> [EXERCISE REQUIREMENTS] Can you copy out the data exactly? Leave the images out.

--- start SOURCE MATERIAL ---

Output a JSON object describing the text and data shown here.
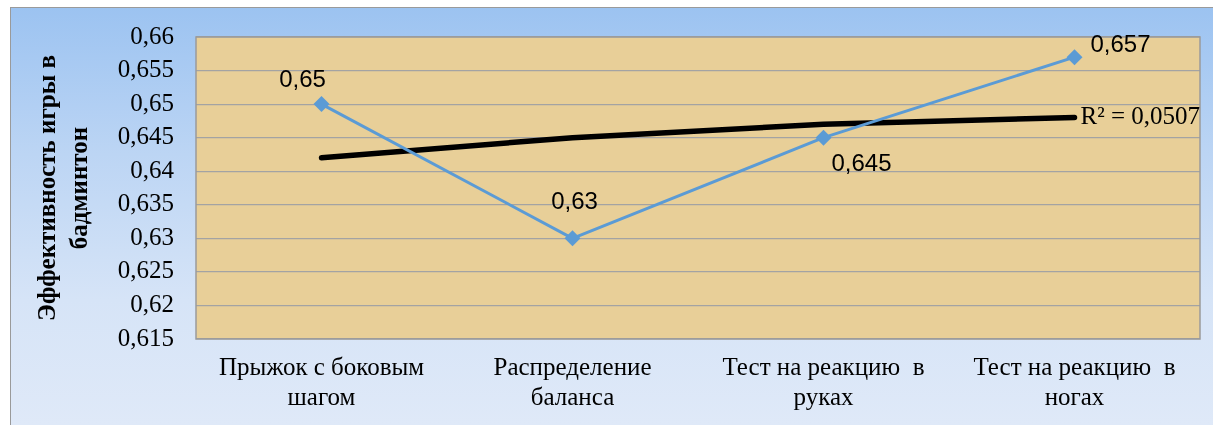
{
  "chart_data": {
    "type": "line",
    "categories": [
      "Прыжок с боковым шагом",
      "Распределение баланса",
      "Тест на реакцию  в руках",
      "Тест на реакцию  в ногах"
    ],
    "ylabel": "Эффективность игры в бадминтон",
    "series": [
      {
        "color": "#5b9bd5",
        "values": [
          0.65,
          0.63,
          0.645,
          0.657
        ],
        "value_labels": [
          "0,65",
          "0,63",
          "0,645",
          "0,657"
        ]
      },
      {
        "color": "#000000",
        "values": [
          0.642,
          0.645,
          0.647,
          0.648
        ],
        "marker": "none"
      }
    ],
    "ylim": [
      0.615,
      0.66
    ],
    "yticks": [
      {
        "value": 0.615,
        "label": "0,615"
      },
      {
        "value": 0.62,
        "label": "0,62"
      },
      {
        "value": 0.625,
        "label": "0,625"
      },
      {
        "value": 0.63,
        "label": "0,63"
      },
      {
        "value": 0.635,
        "label": "0,635"
      },
      {
        "value": 0.64,
        "label": "0,64"
      },
      {
        "value": 0.645,
        "label": "0,645"
      },
      {
        "value": 0.65,
        "label": "0,65"
      },
      {
        "value": 0.655,
        "label": "0,655"
      },
      {
        "value": 0.66,
        "label": "0,66"
      }
    ],
    "grid": "y",
    "marker": "diamond",
    "annotations": [
      {
        "text": "R² = 0,0507",
        "x": "Тест на реакцию  в ногах",
        "y": 0.648
      }
    ]
  }
}
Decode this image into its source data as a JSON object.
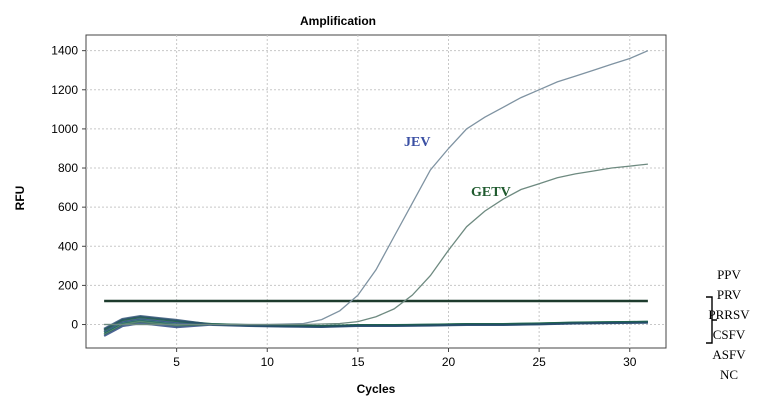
{
  "chart_data": {
    "type": "line",
    "title": "Amplification",
    "xlabel": "Cycles",
    "ylabel": "RFU",
    "xlim": [
      0,
      32
    ],
    "ylim": [
      -120,
      1480
    ],
    "xticks": [
      5,
      10,
      15,
      20,
      25,
      30
    ],
    "yticks": [
      0,
      200,
      400,
      600,
      800,
      1000,
      1200,
      1400
    ],
    "grid": true,
    "threshold": 120,
    "series": [
      {
        "name": "JEV",
        "color": "#7f93a2",
        "label_color": "#3a4fa3",
        "x": [
          1,
          5,
          10,
          12,
          13,
          14,
          15,
          16,
          17,
          18,
          19,
          20,
          21,
          22,
          23,
          24,
          25,
          26,
          27,
          28,
          29,
          30,
          31
        ],
        "y": [
          0,
          0,
          0,
          5,
          25,
          70,
          150,
          280,
          450,
          620,
          790,
          900,
          1000,
          1060,
          1110,
          1160,
          1200,
          1240,
          1270,
          1300,
          1330,
          1360,
          1400
        ]
      },
      {
        "name": "GETV",
        "color": "#6e8a80",
        "label_color": "#1f5a2e",
        "x": [
          1,
          5,
          10,
          12,
          14,
          15,
          16,
          17,
          18,
          19,
          20,
          21,
          22,
          23,
          24,
          25,
          26,
          27,
          28,
          29,
          30,
          31
        ],
        "y": [
          0,
          0,
          0,
          0,
          5,
          15,
          40,
          80,
          150,
          250,
          380,
          500,
          580,
          640,
          690,
          720,
          750,
          770,
          785,
          800,
          810,
          820
        ]
      }
    ],
    "negative_series": {
      "names": [
        "PPV",
        "PRV",
        "PRRSV",
        "CSFV",
        "ASFV",
        "NC"
      ],
      "colors": [
        "#1f3d7a",
        "#2e6b4f",
        "#0e5a5a",
        "#3b4f8f",
        "#1d6b3a",
        "#254a6e"
      ],
      "x": [
        1,
        2,
        3,
        4,
        5,
        7,
        9,
        11,
        13,
        15,
        17,
        19,
        21,
        23,
        25,
        27,
        29,
        31
      ],
      "y": [
        -40,
        10,
        25,
        15,
        5,
        0,
        -5,
        -8,
        -10,
        -5,
        -5,
        -3,
        0,
        0,
        3,
        8,
        10,
        12
      ]
    }
  }
}
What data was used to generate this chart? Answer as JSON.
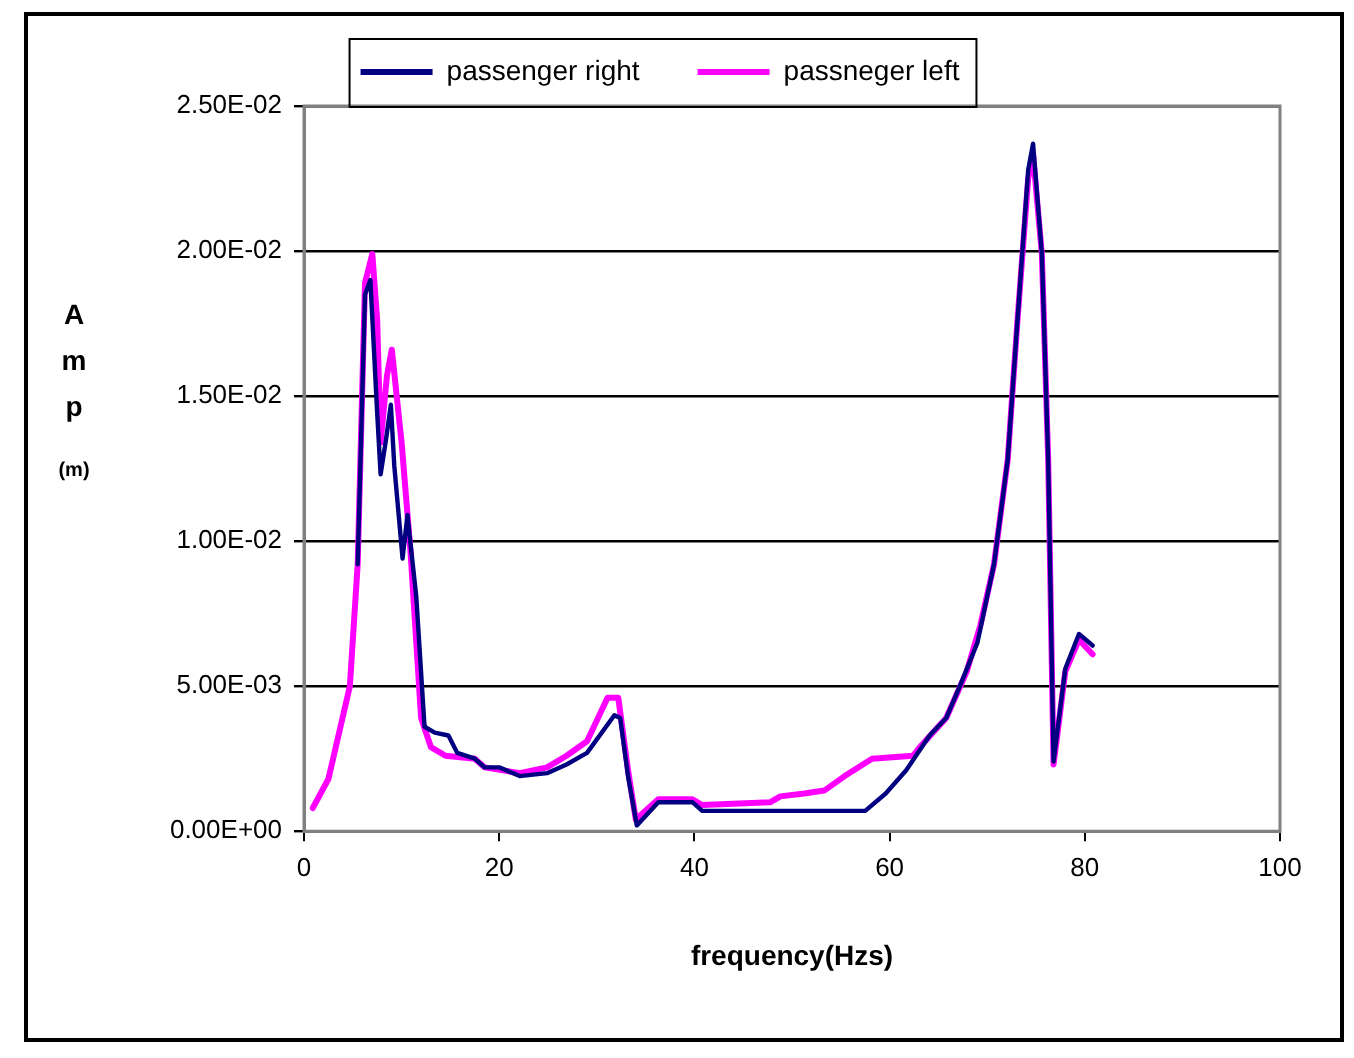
{
  "chart_data": {
    "type": "line",
    "xlabel": "frequency(Hzs)",
    "ylabel": "Amp (m)",
    "xlim": [
      0,
      100
    ],
    "xticks": [
      0,
      20,
      40,
      60,
      80,
      100
    ],
    "ylim": [
      0,
      0.025
    ],
    "yticks": [
      {
        "value": 0,
        "label": "0.00E+00"
      },
      {
        "value": 0.005,
        "label": "5.00E-03"
      },
      {
        "value": 0.01,
        "label": "1.00E-02"
      },
      {
        "value": 0.015,
        "label": "1.50E-02"
      },
      {
        "value": 0.02,
        "label": "2.00E-02"
      },
      {
        "value": 0.025,
        "label": "2.50E-02"
      }
    ],
    "grid": "y",
    "legend": "top",
    "marker": "none",
    "line_style": "solid",
    "series": [
      {
        "name": "passenger right",
        "color": "#000080",
        "x": [
          5.5,
          6.25,
          6.8,
          7.5,
          7.85,
          8.4,
          8.9,
          9.25,
          10.1,
          10.6,
          10.95,
          11.5,
          12.35,
          13.4,
          14.8,
          15.7,
          17.5,
          18.5,
          20,
          22.1,
          24.9,
          26.9,
          29,
          31.8,
          32.4,
          33.2,
          34.1,
          36.3,
          39.8,
          40.8,
          47.8,
          51.25,
          57.5,
          59.6,
          61.7,
          64.1,
          65.8,
          67.2,
          69,
          70.7,
          72.1,
          73.1,
          74.2,
          74.7,
          75.6,
          76.25,
          76.8,
          78,
          79.4,
          80.8
        ],
        "values": [
          0.0092,
          0.0185,
          0.019,
          0.0144,
          0.0123,
          0.0135,
          0.0147,
          0.0126,
          0.0094,
          0.0109,
          0.0098,
          0.0081,
          0.0036,
          0.0034,
          0.0033,
          0.0027,
          0.0025,
          0.0022,
          0.0022,
          0.0019,
          0.002,
          0.0023,
          0.0027,
          0.004,
          0.0039,
          0.0019,
          0.0002,
          0.001,
          0.001,
          0.0007,
          0.0007,
          0.0007,
          0.0007,
          0.0013,
          0.0021,
          0.0033,
          0.0039,
          0.005,
          0.0065,
          0.0092,
          0.0128,
          0.0176,
          0.0228,
          0.0237,
          0.0199,
          0.0128,
          0.0024,
          0.0056,
          0.0068,
          0.0064
        ]
      },
      {
        "name": "passneger left",
        "color": "#ff00ff",
        "x": [
          0.9,
          2.5,
          4.7,
          5.5,
          6.25,
          7,
          7.5,
          7.85,
          8.5,
          9,
          10,
          10.9,
          12,
          13,
          14.5,
          17.5,
          18.5,
          22.1,
          24.9,
          26.9,
          29,
          31.1,
          32.2,
          33.2,
          34,
          36.3,
          39.8,
          40.8,
          47.8,
          48.8,
          51.25,
          53.3,
          55.4,
          58.2,
          62.4,
          63.1,
          65.8,
          67.9,
          69.3,
          70.7,
          72.1,
          73.1,
          74.2,
          74.7,
          75.6,
          76.25,
          76.8,
          78,
          79.4,
          80.8
        ],
        "values": [
          0.0008,
          0.0018,
          0.005,
          0.0092,
          0.0189,
          0.0199,
          0.0176,
          0.0134,
          0.0157,
          0.0166,
          0.0134,
          0.0097,
          0.0039,
          0.0029,
          0.0026,
          0.0025,
          0.0022,
          0.002,
          0.0022,
          0.0026,
          0.0031,
          0.0046,
          0.0046,
          0.0021,
          0.0004,
          0.0011,
          0.0011,
          0.0009,
          0.001,
          0.0012,
          0.0013,
          0.0014,
          0.0019,
          0.0025,
          0.0026,
          0.0029,
          0.0039,
          0.0055,
          0.0071,
          0.0092,
          0.0128,
          0.0176,
          0.0225,
          0.0233,
          0.0199,
          0.0128,
          0.0023,
          0.0055,
          0.0066,
          0.0061
        ]
      }
    ]
  }
}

--- end SOURCE MATERIAL ---

> [THE REPLY]
Output a JSON object describing the text and data shown here.
{
  "chart_data": {
    "type": "line",
    "categories": [
      "Прыжок с боковым шагом",
      "Распределение баланса",
      "Тест на реакцию  в руках",
      "Тест на реакцию  в ногах"
    ],
    "ylabel": "Эффективность игры в бадминтон",
    "series": [
      {
        "color": "#5b9bd5",
        "values": [
          0.65,
          0.63,
          0.645,
          0.657
        ],
        "value_labels": [
          "0,65",
          "0,63",
          "0,645",
          "0,657"
        ]
      },
      {
        "color": "#000000",
        "values": [
          0.642,
          0.645,
          0.647,
          0.648
        ],
        "marker": "none"
      }
    ],
    "ylim": [
      0.615,
      0.66
    ],
    "yticks": [
      {
        "value": 0.615,
        "label": "0,615"
      },
      {
        "value": 0.62,
        "label": "0,62"
      },
      {
        "value": 0.625,
        "label": "0,625"
      },
      {
        "value": 0.63,
        "label": "0,63"
      },
      {
        "value": 0.635,
        "label": "0,635"
      },
      {
        "value": 0.64,
        "label": "0,64"
      },
      {
        "value": 0.645,
        "label": "0,645"
      },
      {
        "value": 0.65,
        "label": "0,65"
      },
      {
        "value": 0.655,
        "label": "0,655"
      },
      {
        "value": 0.66,
        "label": "0,66"
      }
    ],
    "grid": "y",
    "marker": "diamond",
    "annotations": [
      {
        "text": "R² = 0,0507",
        "x": "Тест на реакцию  в ногах",
        "y": 0.648
      }
    ]
  }
}
Decode this image into its source data as a JSON object.
{
  "chart_data": {
    "type": "line",
    "title": "Amplification",
    "xlabel": "Cycles",
    "ylabel": "RFU",
    "xlim": [
      0,
      32
    ],
    "ylim": [
      -120,
      1480
    ],
    "xticks": [
      5,
      10,
      15,
      20,
      25,
      30
    ],
    "yticks": [
      0,
      200,
      400,
      600,
      800,
      1000,
      1200,
      1400
    ],
    "grid": true,
    "threshold": 120,
    "series": [
      {
        "name": "JEV",
        "color": "#7f93a2",
        "label_color": "#3a4fa3",
        "x": [
          1,
          5,
          10,
          12,
          13,
          14,
          15,
          16,
          17,
          18,
          19,
          20,
          21,
          22,
          23,
          24,
          25,
          26,
          27,
          28,
          29,
          30,
          31
        ],
        "y": [
          0,
          0,
          0,
          5,
          25,
          70,
          150,
          280,
          450,
          620,
          790,
          900,
          1000,
          1060,
          1110,
          1160,
          1200,
          1240,
          1270,
          1300,
          1330,
          1360,
          1400
        ]
      },
      {
        "name": "GETV",
        "color": "#6e8a80",
        "label_color": "#1f5a2e",
        "x": [
          1,
          5,
          10,
          12,
          14,
          15,
          16,
          17,
          18,
          19,
          20,
          21,
          22,
          23,
          24,
          25,
          26,
          27,
          28,
          29,
          30,
          31
        ],
        "y": [
          0,
          0,
          0,
          0,
          5,
          15,
          40,
          80,
          150,
          250,
          380,
          500,
          580,
          640,
          690,
          720,
          750,
          770,
          785,
          800,
          810,
          820
        ]
      }
    ],
    "negative_series": {
      "names": [
        "PPV",
        "PRV",
        "PRRSV",
        "CSFV",
        "ASFV",
        "NC"
      ],
      "colors": [
        "#1f3d7a",
        "#2e6b4f",
        "#0e5a5a",
        "#3b4f8f",
        "#1d6b3a",
        "#254a6e"
      ],
      "x": [
        1,
        2,
        3,
        4,
        5,
        7,
        9,
        11,
        13,
        15,
        17,
        19,
        21,
        23,
        25,
        27,
        29,
        31
      ],
      "y": [
        -40,
        10,
        25,
        15,
        5,
        0,
        -5,
        -8,
        -10,
        -5,
        -5,
        -3,
        0,
        0,
        3,
        8,
        10,
        12
      ]
    }
  }
}
What data was used to generate this chart? Answer as JSON.
{
  "chart_data": {
    "type": "line",
    "xlabel": "frequency(Hzs)",
    "ylabel": "Amp (m)",
    "xlim": [
      0,
      100
    ],
    "xticks": [
      0,
      20,
      40,
      60,
      80,
      100
    ],
    "ylim": [
      0,
      0.025
    ],
    "yticks": [
      {
        "value": 0,
        "label": "0.00E+00"
      },
      {
        "value": 0.005,
        "label": "5.00E-03"
      },
      {
        "value": 0.01,
        "label": "1.00E-02"
      },
      {
        "value": 0.015,
        "label": "1.50E-02"
      },
      {
        "value": 0.02,
        "label": "2.00E-02"
      },
      {
        "value": 0.025,
        "label": "2.50E-02"
      }
    ],
    "grid": "y",
    "legend": "top",
    "marker": "none",
    "line_style": "solid",
    "series": [
      {
        "name": "passenger right",
        "color": "#000080",
        "x": [
          5.5,
          6.25,
          6.8,
          7.5,
          7.85,
          8.4,
          8.9,
          9.25,
          10.1,
          10.6,
          10.95,
          11.5,
          12.35,
          13.4,
          14.8,
          15.7,
          17.5,
          18.5,
          20,
          22.1,
          24.9,
          26.9,
          29,
          31.8,
          32.4,
          33.2,
          34.1,
          36.3,
          39.8,
          40.8,
          47.8,
          51.25,
          57.5,
          59.6,
          61.7,
          64.1,
          65.8,
          67.2,
          69,
          70.7,
          72.1,
          73.1,
          74.2,
          74.7,
          75.6,
          76.25,
          76.8,
          78,
          79.4,
          80.8
        ],
        "values": [
          0.0092,
          0.0185,
          0.019,
          0.0144,
          0.0123,
          0.0135,
          0.0147,
          0.0126,
          0.0094,
          0.0109,
          0.0098,
          0.0081,
          0.0036,
          0.0034,
          0.0033,
          0.0027,
          0.0025,
          0.0022,
          0.0022,
          0.0019,
          0.002,
          0.0023,
          0.0027,
          0.004,
          0.0039,
          0.0019,
          0.0002,
          0.001,
          0.001,
          0.0007,
          0.0007,
          0.0007,
          0.0007,
          0.0013,
          0.0021,
          0.0033,
          0.0039,
          0.005,
          0.0065,
          0.0092,
          0.0128,
          0.0176,
          0.0228,
          0.0237,
          0.0199,
          0.0128,
          0.0024,
          0.0056,
          0.0068,
          0.0064
        ]
      },
      {
        "name": "passneger left",
        "color": "#ff00ff",
        "x": [
          0.9,
          2.5,
          4.7,
          5.5,
          6.25,
          7,
          7.5,
          7.85,
          8.5,
          9,
          10,
          10.9,
          12,
          13,
          14.5,
          17.5,
          18.5,
          22.1,
          24.9,
          26.9,
          29,
          31.1,
          32.2,
          33.2,
          34,
          36.3,
          39.8,
          40.8,
          47.8,
          48.8,
          51.25,
          53.3,
          55.4,
          58.2,
          62.4,
          63.1,
          65.8,
          67.9,
          69.3,
          70.7,
          72.1,
          73.1,
          74.2,
          74.7,
          75.6,
          76.25,
          76.8,
          78,
          79.4,
          80.8
        ],
        "values": [
          0.0008,
          0.0018,
          0.005,
          0.0092,
          0.0189,
          0.0199,
          0.0176,
          0.0134,
          0.0157,
          0.0166,
          0.0134,
          0.0097,
          0.0039,
          0.0029,
          0.0026,
          0.0025,
          0.0022,
          0.002,
          0.0022,
          0.0026,
          0.0031,
          0.0046,
          0.0046,
          0.0021,
          0.0004,
          0.0011,
          0.0011,
          0.0009,
          0.001,
          0.0012,
          0.0013,
          0.0014,
          0.0019,
          0.0025,
          0.0026,
          0.0029,
          0.0039,
          0.0055,
          0.0071,
          0.0092,
          0.0128,
          0.0176,
          0.0225,
          0.0233,
          0.0199,
          0.0128,
          0.0023,
          0.0055,
          0.0066,
          0.0061
        ]
      }
    ]
  }
}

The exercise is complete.